- Short task: The entries below are to be written out again without alteration.

═══

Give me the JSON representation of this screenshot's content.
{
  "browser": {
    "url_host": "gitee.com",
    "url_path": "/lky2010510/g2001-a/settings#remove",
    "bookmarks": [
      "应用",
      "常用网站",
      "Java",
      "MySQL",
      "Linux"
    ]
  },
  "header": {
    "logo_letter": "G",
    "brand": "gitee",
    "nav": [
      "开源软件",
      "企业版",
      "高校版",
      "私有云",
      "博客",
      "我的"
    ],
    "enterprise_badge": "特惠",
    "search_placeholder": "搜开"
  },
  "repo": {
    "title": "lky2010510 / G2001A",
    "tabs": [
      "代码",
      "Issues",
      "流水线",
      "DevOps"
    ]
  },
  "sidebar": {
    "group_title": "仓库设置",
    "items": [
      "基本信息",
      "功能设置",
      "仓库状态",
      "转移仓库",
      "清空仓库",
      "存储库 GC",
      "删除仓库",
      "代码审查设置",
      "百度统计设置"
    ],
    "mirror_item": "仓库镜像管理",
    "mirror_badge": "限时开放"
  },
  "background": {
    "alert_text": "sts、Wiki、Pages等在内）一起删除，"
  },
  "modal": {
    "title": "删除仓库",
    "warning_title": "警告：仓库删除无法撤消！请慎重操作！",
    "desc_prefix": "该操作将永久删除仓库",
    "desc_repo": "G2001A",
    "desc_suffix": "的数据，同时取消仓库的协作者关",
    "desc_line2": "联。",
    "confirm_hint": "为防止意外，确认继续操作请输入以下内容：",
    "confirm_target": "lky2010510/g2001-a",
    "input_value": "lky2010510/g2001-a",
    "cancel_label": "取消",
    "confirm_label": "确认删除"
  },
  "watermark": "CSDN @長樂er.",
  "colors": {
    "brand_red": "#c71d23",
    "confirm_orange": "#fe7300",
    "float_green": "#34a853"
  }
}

═══

- Written response:
Give me the JSON representation of this screenshot's content.
{
  "browser": {
    "url_host": "gitee.com",
    "url_path": "/lky2010510/g2001-a/settings#remove",
    "bookmarks": [
      "应用",
      "常用网站",
      "Java",
      "MySQL",
      "Linux"
    ]
  },
  "header": {
    "logo_letter": "G",
    "brand": "gitee",
    "nav": [
      "开源软件",
      "企业版",
      "高校版",
      "私有云",
      "博客",
      "我的"
    ],
    "enterprise_badge": "特惠",
    "search_placeholder": "搜开"
  },
  "repo": {
    "title": "lky2010510 / G2001A",
    "tabs": [
      "代码",
      "Issues",
      "流水线",
      "DevOps"
    ]
  },
  "sidebar": {
    "group_title": "仓库设置",
    "items": [
      "基本信息",
      "功能设置",
      "仓库状态",
      "转移仓库",
      "清空仓库",
      "存储库 GC",
      "删除仓库",
      "代码审查设置",
      "百度统计设置"
    ],
    "mirror_item": "仓库镜像管理",
    "mirror_badge": "限时开放"
  },
  "background": {
    "alert_text": "sts、Wiki、Pages等在内）一起删除，"
  },
  "modal": {
    "title": "删除仓库",
    "warning_title": "警告：仓库删除无法撤消！请慎重操作！",
    "desc_prefix": "该操作将永久删除仓库",
    "desc_repo": "G2001A",
    "desc_suffix": "的数据，同时取消仓库的协作者关",
    "desc_line2": "联。",
    "confirm_hint": "为防止意外，确认继续操作请输入以下内容：",
    "confirm_target": "lky2010510/g2001-a",
    "input_value": "lky2010510/g2001-a",
    "cancel_label": "取消",
    "confirm_label": "确认删除"
  },
  "watermark": "CSDN @長樂er.",
  "colors": {
    "brand_red": "#c71d23",
    "confirm_orange": "#fe7300",
    "float_green": "#34a853"
  }
}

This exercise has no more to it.